───── ROWS
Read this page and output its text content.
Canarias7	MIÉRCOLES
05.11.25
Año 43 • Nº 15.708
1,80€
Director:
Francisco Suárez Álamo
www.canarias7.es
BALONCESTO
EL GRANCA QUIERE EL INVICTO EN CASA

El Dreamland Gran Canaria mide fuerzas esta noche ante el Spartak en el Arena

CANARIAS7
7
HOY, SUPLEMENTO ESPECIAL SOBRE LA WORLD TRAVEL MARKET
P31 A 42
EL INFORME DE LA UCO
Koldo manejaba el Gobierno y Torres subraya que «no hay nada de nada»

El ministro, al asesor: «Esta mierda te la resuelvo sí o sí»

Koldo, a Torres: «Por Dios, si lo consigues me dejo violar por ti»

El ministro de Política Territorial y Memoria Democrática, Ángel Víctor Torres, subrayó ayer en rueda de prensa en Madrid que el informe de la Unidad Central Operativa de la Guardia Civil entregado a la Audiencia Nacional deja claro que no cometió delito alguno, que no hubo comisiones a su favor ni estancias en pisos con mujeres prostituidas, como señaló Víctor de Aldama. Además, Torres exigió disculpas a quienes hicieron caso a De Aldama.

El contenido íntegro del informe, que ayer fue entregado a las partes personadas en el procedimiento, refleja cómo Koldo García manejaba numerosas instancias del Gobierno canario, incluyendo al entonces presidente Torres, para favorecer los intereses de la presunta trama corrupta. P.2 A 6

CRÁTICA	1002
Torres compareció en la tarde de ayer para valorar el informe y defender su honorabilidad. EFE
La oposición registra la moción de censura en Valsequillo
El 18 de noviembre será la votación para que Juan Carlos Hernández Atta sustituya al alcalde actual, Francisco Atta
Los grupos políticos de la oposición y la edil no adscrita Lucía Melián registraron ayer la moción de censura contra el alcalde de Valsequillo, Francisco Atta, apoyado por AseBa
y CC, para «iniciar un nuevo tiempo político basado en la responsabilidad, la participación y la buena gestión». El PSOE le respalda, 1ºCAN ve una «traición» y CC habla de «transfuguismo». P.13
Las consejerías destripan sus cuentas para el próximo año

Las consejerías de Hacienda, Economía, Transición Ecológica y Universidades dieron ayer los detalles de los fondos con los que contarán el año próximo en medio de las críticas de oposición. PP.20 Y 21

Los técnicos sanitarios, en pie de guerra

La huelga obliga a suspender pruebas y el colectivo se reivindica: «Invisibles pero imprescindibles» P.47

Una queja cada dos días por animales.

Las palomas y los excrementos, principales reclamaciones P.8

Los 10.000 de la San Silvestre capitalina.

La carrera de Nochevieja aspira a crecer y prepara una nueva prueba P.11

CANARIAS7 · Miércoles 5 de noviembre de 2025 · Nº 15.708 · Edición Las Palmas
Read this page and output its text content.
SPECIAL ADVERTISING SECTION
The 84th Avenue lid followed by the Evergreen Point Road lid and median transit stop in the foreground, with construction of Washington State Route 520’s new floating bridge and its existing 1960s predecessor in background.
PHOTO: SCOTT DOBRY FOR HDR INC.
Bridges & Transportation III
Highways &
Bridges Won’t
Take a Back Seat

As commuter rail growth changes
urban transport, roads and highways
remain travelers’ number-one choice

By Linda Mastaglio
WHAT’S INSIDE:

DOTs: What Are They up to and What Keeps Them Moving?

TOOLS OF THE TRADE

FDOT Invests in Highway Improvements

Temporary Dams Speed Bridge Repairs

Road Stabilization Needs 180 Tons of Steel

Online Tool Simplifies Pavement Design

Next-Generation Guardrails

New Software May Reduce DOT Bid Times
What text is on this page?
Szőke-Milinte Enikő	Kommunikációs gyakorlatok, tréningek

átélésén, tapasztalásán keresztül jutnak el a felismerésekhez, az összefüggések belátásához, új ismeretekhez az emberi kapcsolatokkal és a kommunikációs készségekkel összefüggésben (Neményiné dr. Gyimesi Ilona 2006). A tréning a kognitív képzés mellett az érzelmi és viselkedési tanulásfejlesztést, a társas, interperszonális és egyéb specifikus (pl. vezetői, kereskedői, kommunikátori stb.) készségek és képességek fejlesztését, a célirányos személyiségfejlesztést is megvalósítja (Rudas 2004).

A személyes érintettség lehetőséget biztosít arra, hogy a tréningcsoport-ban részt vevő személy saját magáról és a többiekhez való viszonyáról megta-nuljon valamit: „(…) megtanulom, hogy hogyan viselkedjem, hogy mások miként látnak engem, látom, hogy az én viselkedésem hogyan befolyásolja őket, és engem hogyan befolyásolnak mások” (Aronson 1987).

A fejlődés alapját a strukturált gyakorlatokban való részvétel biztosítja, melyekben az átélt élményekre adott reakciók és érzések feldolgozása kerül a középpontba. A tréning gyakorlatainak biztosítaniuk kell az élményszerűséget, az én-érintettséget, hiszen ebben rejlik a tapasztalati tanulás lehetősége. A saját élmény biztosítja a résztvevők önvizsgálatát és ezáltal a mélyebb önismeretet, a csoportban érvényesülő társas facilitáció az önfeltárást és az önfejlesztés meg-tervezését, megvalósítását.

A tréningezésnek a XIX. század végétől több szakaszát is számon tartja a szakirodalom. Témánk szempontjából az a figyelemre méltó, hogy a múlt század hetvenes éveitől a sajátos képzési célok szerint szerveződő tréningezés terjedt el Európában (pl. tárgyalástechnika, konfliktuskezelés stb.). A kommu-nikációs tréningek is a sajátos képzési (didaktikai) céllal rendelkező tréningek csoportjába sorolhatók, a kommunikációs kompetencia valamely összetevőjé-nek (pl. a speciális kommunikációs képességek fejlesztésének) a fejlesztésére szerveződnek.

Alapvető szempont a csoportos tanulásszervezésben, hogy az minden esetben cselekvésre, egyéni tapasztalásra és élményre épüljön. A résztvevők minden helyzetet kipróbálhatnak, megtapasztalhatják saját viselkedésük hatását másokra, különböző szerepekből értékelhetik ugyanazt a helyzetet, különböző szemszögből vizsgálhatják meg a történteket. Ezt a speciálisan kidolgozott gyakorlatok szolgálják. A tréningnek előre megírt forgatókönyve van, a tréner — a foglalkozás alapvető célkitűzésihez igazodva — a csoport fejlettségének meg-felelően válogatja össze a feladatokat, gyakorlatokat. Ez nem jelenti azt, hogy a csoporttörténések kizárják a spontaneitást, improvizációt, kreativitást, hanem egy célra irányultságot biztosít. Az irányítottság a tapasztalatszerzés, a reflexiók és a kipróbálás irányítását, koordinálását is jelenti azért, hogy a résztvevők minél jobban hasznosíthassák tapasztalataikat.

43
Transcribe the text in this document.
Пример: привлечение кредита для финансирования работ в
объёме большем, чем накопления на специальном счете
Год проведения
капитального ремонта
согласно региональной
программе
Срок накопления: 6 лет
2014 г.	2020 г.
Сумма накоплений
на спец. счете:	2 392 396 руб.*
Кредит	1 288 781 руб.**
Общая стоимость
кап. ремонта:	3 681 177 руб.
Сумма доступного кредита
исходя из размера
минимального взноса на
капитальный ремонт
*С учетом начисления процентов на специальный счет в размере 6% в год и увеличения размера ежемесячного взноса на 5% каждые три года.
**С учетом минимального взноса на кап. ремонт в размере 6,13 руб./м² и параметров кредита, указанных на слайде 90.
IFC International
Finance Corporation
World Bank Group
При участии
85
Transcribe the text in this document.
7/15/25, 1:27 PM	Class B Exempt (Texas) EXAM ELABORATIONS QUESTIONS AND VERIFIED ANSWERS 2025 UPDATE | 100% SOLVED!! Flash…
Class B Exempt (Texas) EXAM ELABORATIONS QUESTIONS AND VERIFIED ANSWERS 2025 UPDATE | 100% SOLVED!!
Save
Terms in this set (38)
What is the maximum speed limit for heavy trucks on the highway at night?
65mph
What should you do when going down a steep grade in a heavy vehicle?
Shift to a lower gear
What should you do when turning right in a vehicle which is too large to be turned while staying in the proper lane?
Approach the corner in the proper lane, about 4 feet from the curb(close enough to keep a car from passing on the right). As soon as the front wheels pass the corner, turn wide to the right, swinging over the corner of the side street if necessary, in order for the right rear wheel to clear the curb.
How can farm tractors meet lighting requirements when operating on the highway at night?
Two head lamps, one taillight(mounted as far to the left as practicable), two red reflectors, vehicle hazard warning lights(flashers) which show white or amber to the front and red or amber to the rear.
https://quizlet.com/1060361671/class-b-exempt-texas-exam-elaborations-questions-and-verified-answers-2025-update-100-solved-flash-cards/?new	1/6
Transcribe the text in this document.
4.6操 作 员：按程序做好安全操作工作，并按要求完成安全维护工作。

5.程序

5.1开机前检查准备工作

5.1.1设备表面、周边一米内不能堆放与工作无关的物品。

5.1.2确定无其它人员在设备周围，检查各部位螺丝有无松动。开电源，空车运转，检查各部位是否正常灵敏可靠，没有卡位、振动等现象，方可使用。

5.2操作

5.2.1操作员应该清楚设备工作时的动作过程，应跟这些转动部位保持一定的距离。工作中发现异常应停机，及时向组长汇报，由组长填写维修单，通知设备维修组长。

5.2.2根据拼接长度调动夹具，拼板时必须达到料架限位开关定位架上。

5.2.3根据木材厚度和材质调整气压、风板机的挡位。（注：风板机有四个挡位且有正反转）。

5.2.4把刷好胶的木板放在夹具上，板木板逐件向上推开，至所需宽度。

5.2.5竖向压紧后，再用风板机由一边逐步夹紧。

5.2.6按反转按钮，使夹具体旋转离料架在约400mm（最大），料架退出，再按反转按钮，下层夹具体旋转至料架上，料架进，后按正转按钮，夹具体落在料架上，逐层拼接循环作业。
──────────
§ **WHAT THE TASK REQUIRES**
State how many lines of the listing include "rear", and nothing more.

§ **THE REPLY**
2